##### Supplied material

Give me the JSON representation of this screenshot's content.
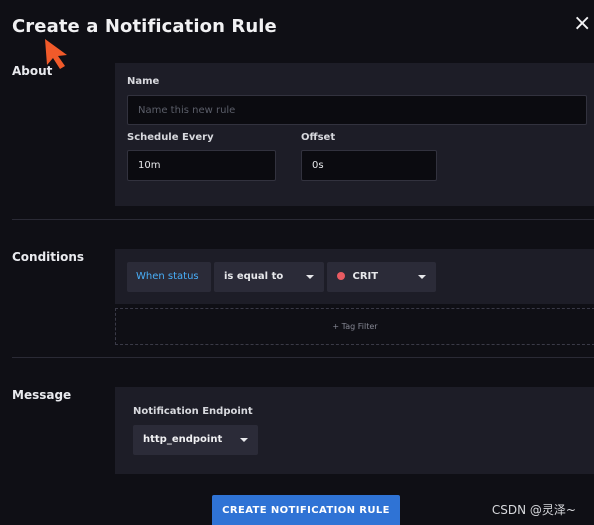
{
  "header": {
    "title": "Create a Notification Rule",
    "close_icon": "close-icon"
  },
  "about": {
    "section_label": "About",
    "name_label": "Name",
    "name_placeholder": "Name this new rule",
    "schedule_label": "Schedule Every",
    "schedule_value": "10m",
    "offset_label": "Offset",
    "offset_value": "0s"
  },
  "conditions": {
    "section_label": "Conditions",
    "when_label": "When status",
    "operator_label": "is equal to",
    "status_label": "CRIT",
    "status_color": "#e85b62",
    "tag_filter_label": "+ Tag Filter"
  },
  "message": {
    "section_label": "Message",
    "endpoint_label": "Notification Endpoint",
    "endpoint_value": "http_endpoint"
  },
  "footer": {
    "create_button_label": "CREATE NOTIFICATION RULE",
    "watermark": "CSDN @灵泽~"
  },
  "colors": {
    "background": "#0f0f15",
    "panel": "#1d1d27",
    "accent_blue": "#48aef8",
    "button_blue": "#2f73d5"
  }
}
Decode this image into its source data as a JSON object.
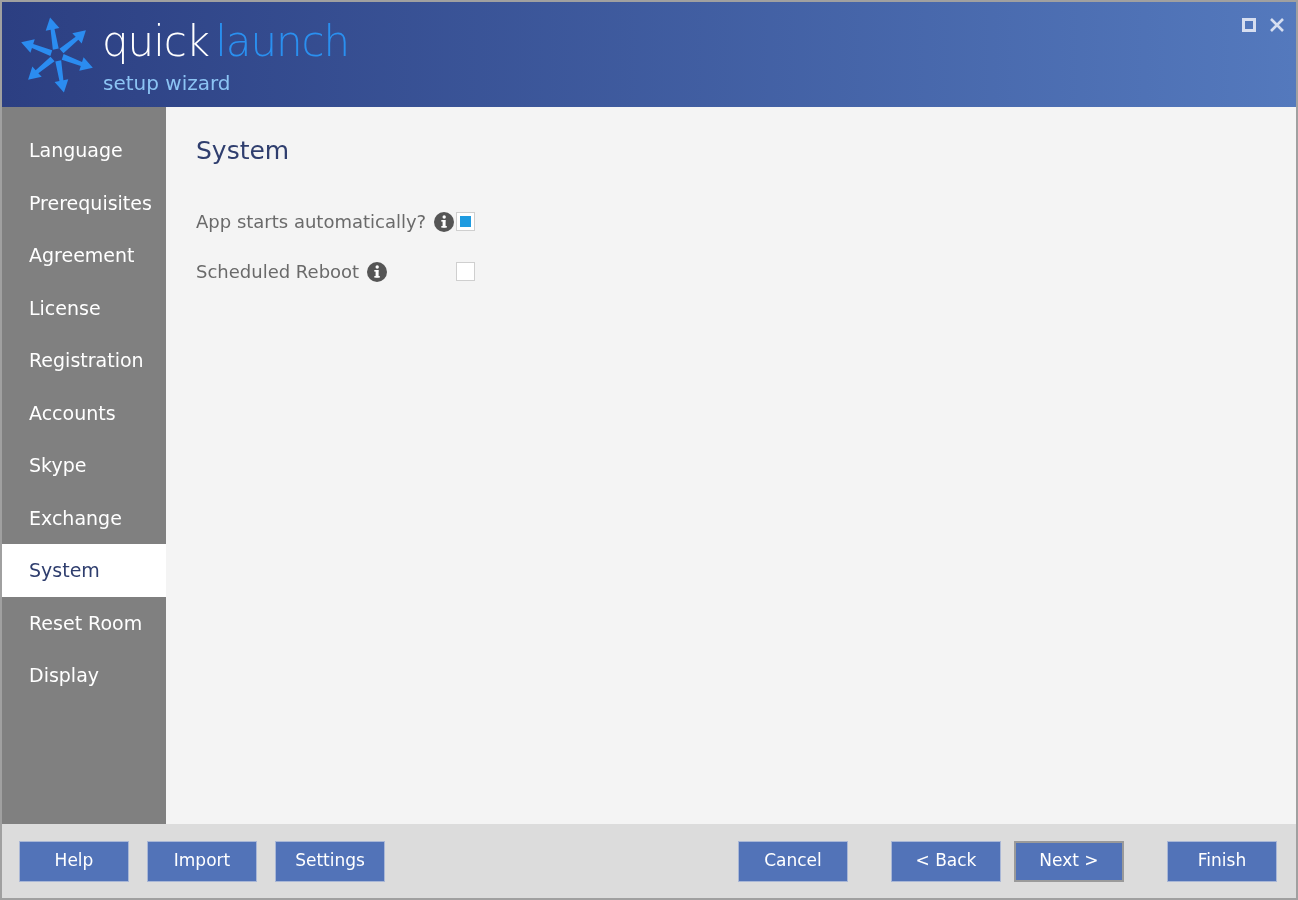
{
  "header": {
    "title_main": "quick",
    "title_accent": "launch",
    "subtitle": "setup wizard"
  },
  "sidebar": {
    "items": [
      {
        "label": "Language",
        "selected": false
      },
      {
        "label": "Prerequisites",
        "selected": false
      },
      {
        "label": "Agreement",
        "selected": false
      },
      {
        "label": "License",
        "selected": false
      },
      {
        "label": "Registration",
        "selected": false
      },
      {
        "label": "Accounts",
        "selected": false
      },
      {
        "label": "Skype",
        "selected": false
      },
      {
        "label": "Exchange",
        "selected": false
      },
      {
        "label": "System",
        "selected": true
      },
      {
        "label": "Reset Room",
        "selected": false
      },
      {
        "label": "Display",
        "selected": false
      }
    ]
  },
  "content": {
    "heading": "System",
    "options": [
      {
        "label": "App starts automatically?",
        "checked": true
      },
      {
        "label": "Scheduled Reboot",
        "checked": false
      }
    ]
  },
  "footer": {
    "left_buttons": [
      {
        "label": "Help",
        "focused": false
      },
      {
        "label": "Import",
        "focused": false
      },
      {
        "label": "Settings",
        "focused": false
      }
    ],
    "right_buttons": [
      {
        "label": "Cancel",
        "focused": false
      },
      {
        "label": "< Back",
        "focused": false
      },
      {
        "label": "Next >",
        "focused": true
      },
      {
        "label": "Finish",
        "focused": false
      }
    ]
  }
}
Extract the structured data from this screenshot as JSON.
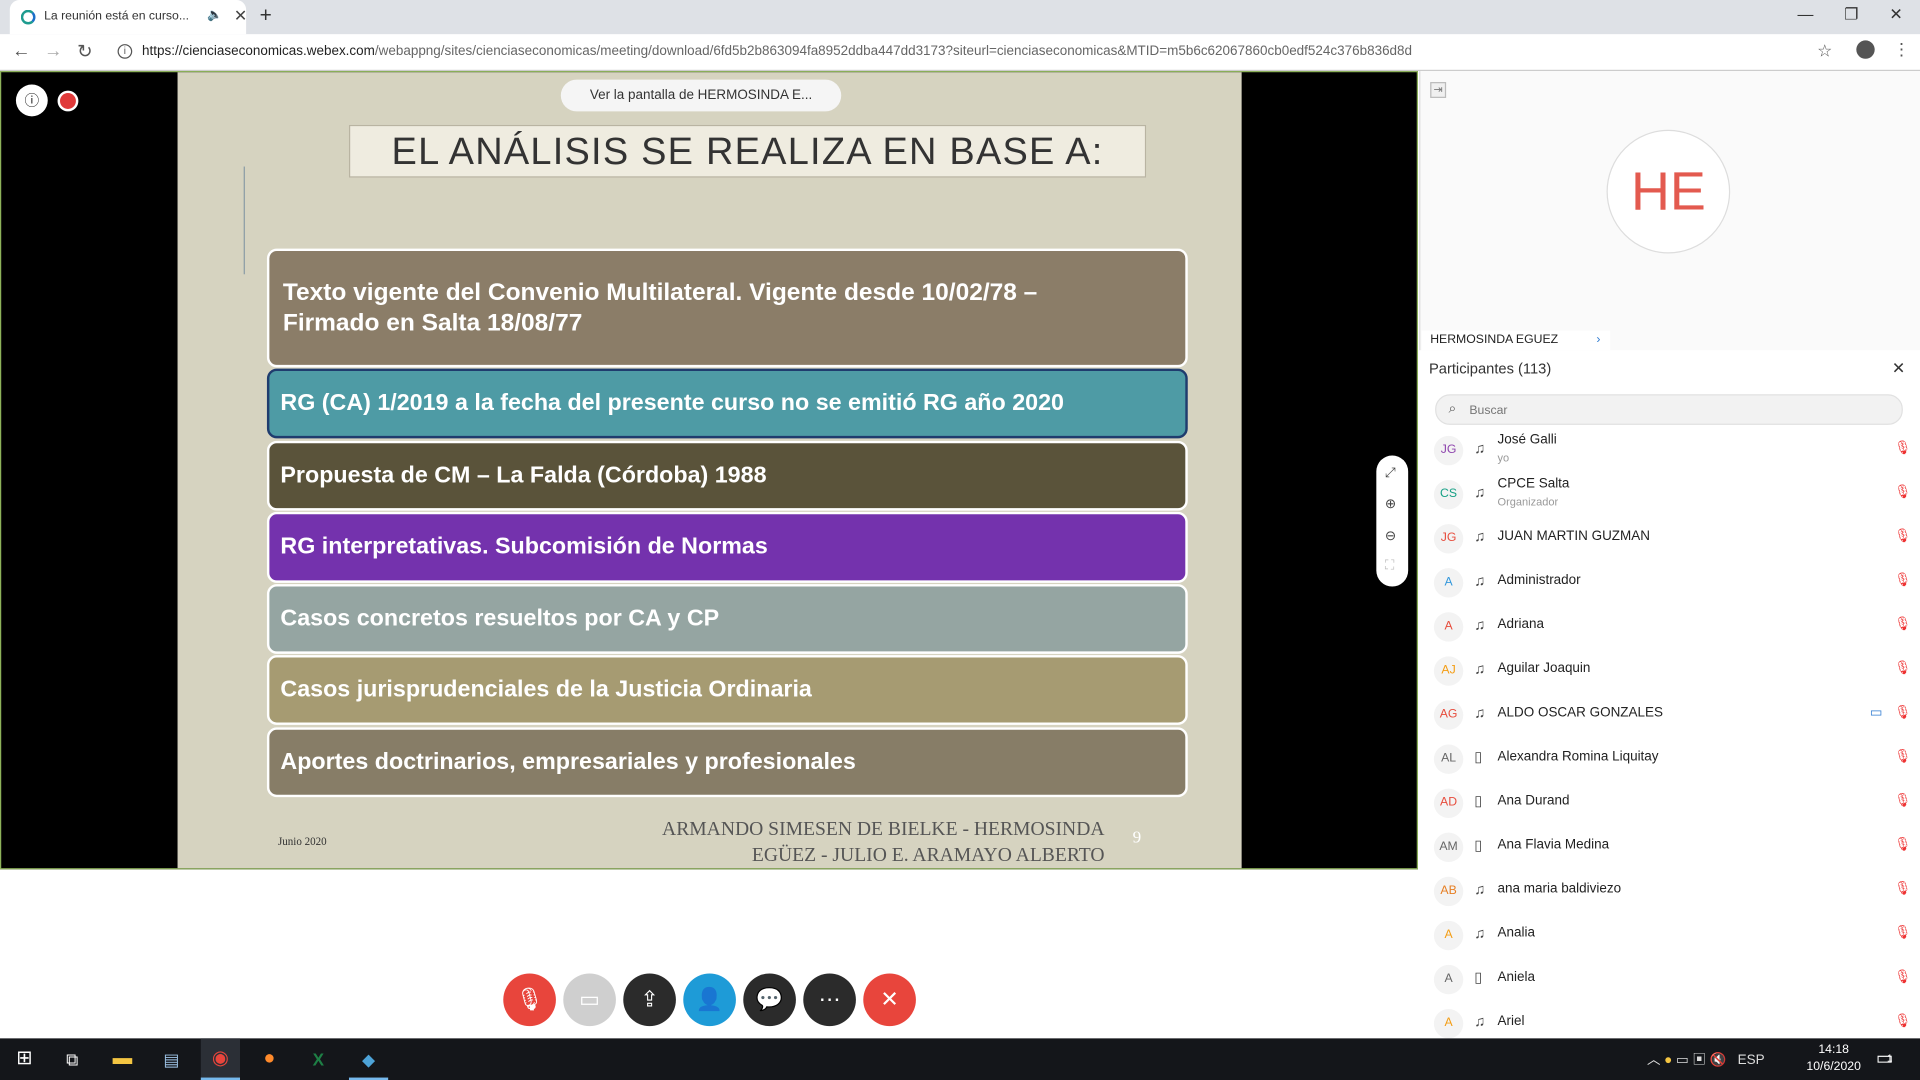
{
  "browser": {
    "tab_title": "La reunión está en curso...",
    "tab_speaker_icon": "speaker-icon",
    "new_tab": "+",
    "url_domain": "https://cienciaseconomicas.webex.com",
    "url_path": "/webappng/sites/cienciaseconomicas/meeting/download/6fd5b2b863094fa8952ddba447dd3173?siteurl=cienciaseconomicas&MTID=m5b6c62067860cb0edf524c376b836d8d"
  },
  "share": {
    "banner": "Ver la pantalla de  HERMOSINDA E..."
  },
  "slide": {
    "title": "EL ANÁLISIS SE REALIZA EN BASE A:",
    "items": [
      "Texto vigente del Convenio Multilateral. Vigente desde 10/02/78 – Firmado en Salta 18/08/77",
      "RG (CA) 1/2019 a la fecha del presente curso no se emitió RG año 2020",
      "Propuesta de CM – La Falda (Córdoba) 1988",
      "RG interpretativas. Subcomisión de Normas",
      "Casos concretos resueltos por CA y CP",
      "Casos jurisprudenciales de la Justicia Ordinaria",
      "Aportes doctrinarios, empresariales y profesionales"
    ],
    "footer_date": "Junio 2020",
    "footer_authors": "ARMANDO SIMESEN DE BIELKE - HERMOSINDA EGÜEZ - JULIO E. ARAMAYO ALBERTO",
    "page_number": "9"
  },
  "video": {
    "avatar_initials": "HE",
    "name": "HERMOSINDA EGUEZ"
  },
  "participants": {
    "header": "Participantes (113)",
    "search_placeholder": "Buscar",
    "list": [
      {
        "initials": "JG",
        "name": "José Galli",
        "role": "yo",
        "device": "headset-icon",
        "color": "#8e44ad"
      },
      {
        "initials": "CS",
        "name": "CPCE Salta",
        "role": "Organizador",
        "device": "headset-icon",
        "color": "#16a085"
      },
      {
        "initials": "JG",
        "name": "JUAN MARTIN GUZMAN",
        "role": "",
        "device": "headset-icon",
        "color": "#e74c3c"
      },
      {
        "initials": "A",
        "name": "Administrador",
        "role": "",
        "device": "headset-icon",
        "color": "#3498db"
      },
      {
        "initials": "A",
        "name": "Adriana",
        "role": "",
        "device": "headset-icon",
        "color": "#e74c3c"
      },
      {
        "initials": "AJ",
        "name": "Aguilar Joaquin",
        "role": "",
        "device": "headset-icon",
        "color": "#f39c12"
      },
      {
        "initials": "AG",
        "name": "ALDO OSCAR GONZALES",
        "role": "",
        "device": "headset-icon",
        "color": "#e74c3c",
        "video": true
      },
      {
        "initials": "AL",
        "name": "Alexandra Romina Liquitay",
        "role": "",
        "device": "phone-icon",
        "color": "#666666"
      },
      {
        "initials": "AD",
        "name": "Ana Durand",
        "role": "",
        "device": "phone-icon",
        "color": "#e74c3c"
      },
      {
        "initials": "AM",
        "name": "Ana Flavia Medina",
        "role": "",
        "device": "phone-icon",
        "color": "#666666"
      },
      {
        "initials": "AB",
        "name": "ana maria baldiviezo",
        "role": "",
        "device": "headset-icon",
        "color": "#e67e22"
      },
      {
        "initials": "A",
        "name": "Analia",
        "role": "",
        "device": "headset-icon",
        "color": "#f39c12"
      },
      {
        "initials": "A",
        "name": "Aniela",
        "role": "",
        "device": "phone-icon",
        "color": "#666666"
      },
      {
        "initials": "A",
        "name": "Ariel",
        "role": "",
        "device": "headset-icon",
        "color": "#f39c12"
      }
    ]
  },
  "controls": [
    {
      "name": "mute-button",
      "icon": "mic-off-icon",
      "color": "#e8453c"
    },
    {
      "name": "video-button",
      "icon": "video-off-icon",
      "color": "#cfcfcf"
    },
    {
      "name": "share-button",
      "icon": "share-icon",
      "color": "#2b2b2b"
    },
    {
      "name": "participants-button",
      "icon": "participants-icon",
      "color": "#1e9bd7"
    },
    {
      "name": "chat-button",
      "icon": "chat-icon",
      "color": "#2b2b2b"
    },
    {
      "name": "more-button",
      "icon": "more-icon",
      "color": "#2b2b2b"
    },
    {
      "name": "leave-button",
      "icon": "close-icon",
      "color": "#e8453c"
    }
  ],
  "taskbar": {
    "lang": "ESP",
    "time": "14:18",
    "date": "10/6/2020",
    "notif_count": "1"
  }
}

##########

**What you are asked to do**
Without the pictures, restate all the entries above exactly.

**Correct result**
Give me the JSON representation of this screenshot's content.
{
  "header": {
    "title": "Create a Notification Rule",
    "close_icon": "close-icon"
  },
  "about": {
    "section_label": "About",
    "name_label": "Name",
    "name_placeholder": "Name this new rule",
    "schedule_label": "Schedule Every",
    "schedule_value": "10m",
    "offset_label": "Offset",
    "offset_value": "0s"
  },
  "conditions": {
    "section_label": "Conditions",
    "when_label": "When status",
    "operator_label": "is equal to",
    "status_label": "CRIT",
    "status_color": "#e85b62",
    "tag_filter_label": "+ Tag Filter"
  },
  "message": {
    "section_label": "Message",
    "endpoint_label": "Notification Endpoint",
    "endpoint_value": "http_endpoint"
  },
  "footer": {
    "create_button_label": "CREATE NOTIFICATION RULE",
    "watermark": "CSDN @灵泽~"
  },
  "colors": {
    "background": "#0f0f15",
    "panel": "#1d1d27",
    "accent_blue": "#48aef8",
    "button_blue": "#2f73d5"
  }
}
Decode this image into its source data as a JSON object.
{
  "header": {
    "title_main": "quick",
    "title_accent": "launch",
    "subtitle": "setup wizard"
  },
  "sidebar": {
    "items": [
      {
        "label": "Language",
        "selected": false
      },
      {
        "label": "Prerequisites",
        "selected": false
      },
      {
        "label": "Agreement",
        "selected": false
      },
      {
        "label": "License",
        "selected": false
      },
      {
        "label": "Registration",
        "selected": false
      },
      {
        "label": "Accounts",
        "selected": false
      },
      {
        "label": "Skype",
        "selected": false
      },
      {
        "label": "Exchange",
        "selected": false
      },
      {
        "label": "System",
        "selected": true
      },
      {
        "label": "Reset Room",
        "selected": false
      },
      {
        "label": "Display",
        "selected": false
      }
    ]
  },
  "content": {
    "heading": "System",
    "options": [
      {
        "label": "App starts automatically?",
        "checked": true
      },
      {
        "label": "Scheduled Reboot",
        "checked": false
      }
    ]
  },
  "footer": {
    "left_buttons": [
      {
        "label": "Help",
        "focused": false
      },
      {
        "label": "Import",
        "focused": false
      },
      {
        "label": "Settings",
        "focused": false
      }
    ],
    "right_buttons": [
      {
        "label": "Cancel",
        "focused": false
      },
      {
        "label": "< Back",
        "focused": false
      },
      {
        "label": "Next >",
        "focused": true
      },
      {
        "label": "Finish",
        "focused": false
      }
    ]
  }
}
Extract the structured data from this screenshot as JSON.
{
  "browser": {
    "tab_title": "La reunión está en curso...",
    "tab_speaker_icon": "speaker-icon",
    "new_tab": "+",
    "url_domain": "https://cienciaseconomicas.webex.com",
    "url_path": "/webappng/sites/cienciaseconomicas/meeting/download/6fd5b2b863094fa8952ddba447dd3173?siteurl=cienciaseconomicas&MTID=m5b6c62067860cb0edf524c376b836d8d"
  },
  "share": {
    "banner": "Ver la pantalla de  HERMOSINDA E..."
  },
  "slide": {
    "title": "EL ANÁLISIS SE REALIZA EN BASE A:",
    "items": [
      "Texto vigente del Convenio Multilateral. Vigente desde 10/02/78 – Firmado en Salta 18/08/77",
      "RG (CA) 1/2019 a la fecha del presente curso no se emitió RG año 2020",
      "Propuesta de CM – La Falda (Córdoba) 1988",
      "RG interpretativas. Subcomisión de Normas",
      "Casos concretos resueltos por CA y CP",
      "Casos jurisprudenciales de la Justicia Ordinaria",
      "Aportes doctrinarios, empresariales y profesionales"
    ],
    "footer_date": "Junio 2020",
    "footer_authors": "ARMANDO SIMESEN DE BIELKE - HERMOSINDA EGÜEZ - JULIO E. ARAMAYO ALBERTO",
    "page_number": "9"
  },
  "video": {
    "avatar_initials": "HE",
    "name": "HERMOSINDA EGUEZ"
  },
  "participants": {
    "header": "Participantes (113)",
    "search_placeholder": "Buscar",
    "list": [
      {
        "initials": "JG",
        "name": "José Galli",
        "role": "yo",
        "device": "headset-icon",
        "color": "#8e44ad"
      },
      {
        "initials": "CS",
        "name": "CPCE Salta",
        "role": "Organizador",
        "device": "headset-icon",
        "color": "#16a085"
      },
      {
        "initials": "JG",
        "name": "JUAN MARTIN GUZMAN",
        "role": "",
        "device": "headset-icon",
        "color": "#e74c3c"
      },
      {
        "initials": "A",
        "name": "Administrador",
        "role": "",
        "device": "headset-icon",
        "color": "#3498db"
      },
      {
        "initials": "A",
        "name": "Adriana",
        "role": "",
        "device": "headset-icon",
        "color": "#e74c3c"
      },
      {
        "initials": "AJ",
        "name": "Aguilar Joaquin",
        "role": "",
        "device": "headset-icon",
        "color": "#f39c12"
      },
      {
        "initials": "AG",
        "name": "ALDO OSCAR GONZALES",
        "role": "",
        "device": "headset-icon",
        "color": "#e74c3c",
        "video": true
      },
      {
        "initials": "AL",
        "name": "Alexandra Romina Liquitay",
        "role": "",
        "device": "phone-icon",
        "color": "#666666"
      },
      {
        "initials": "AD",
        "name": "Ana Durand",
        "role": "",
        "device": "phone-icon",
        "color": "#e74c3c"
      },
      {
        "initials": "AM",
        "name": "Ana Flavia Medina",
        "role": "",
        "device": "phone-icon",
        "color": "#666666"
      },
      {
        "initials": "AB",
        "name": "ana maria baldiviezo",
        "role": "",
        "device": "headset-icon",
        "color": "#e67e22"
      },
      {
        "initials": "A",
        "name": "Analia",
        "role": "",
        "device": "headset-icon",
        "color": "#f39c12"
      },
      {
        "initials": "A",
        "name": "Aniela",
        "role": "",
        "device": "phone-icon",
        "color": "#666666"
      },
      {
        "initials": "A",
        "name": "Ariel",
        "role": "",
        "device": "headset-icon",
        "color": "#f39c12"
      }
    ]
  },
  "controls": [
    {
      "name": "mute-button",
      "icon": "mic-off-icon",
      "color": "#e8453c"
    },
    {
      "name": "video-button",
      "icon": "video-off-icon",
      "color": "#cfcfcf"
    },
    {
      "name": "share-button",
      "icon": "share-icon",
      "color": "#2b2b2b"
    },
    {
      "name": "participants-button",
      "icon": "participants-icon",
      "color": "#1e9bd7"
    },
    {
      "name": "chat-button",
      "icon": "chat-icon",
      "color": "#2b2b2b"
    },
    {
      "name": "more-button",
      "icon": "more-icon",
      "color": "#2b2b2b"
    },
    {
      "name": "leave-button",
      "icon": "close-icon",
      "color": "#e8453c"
    }
  ],
  "taskbar": {
    "lang": "ESP",
    "time": "14:18",
    "date": "10/6/2020",
    "notif_count": "1"
  }
}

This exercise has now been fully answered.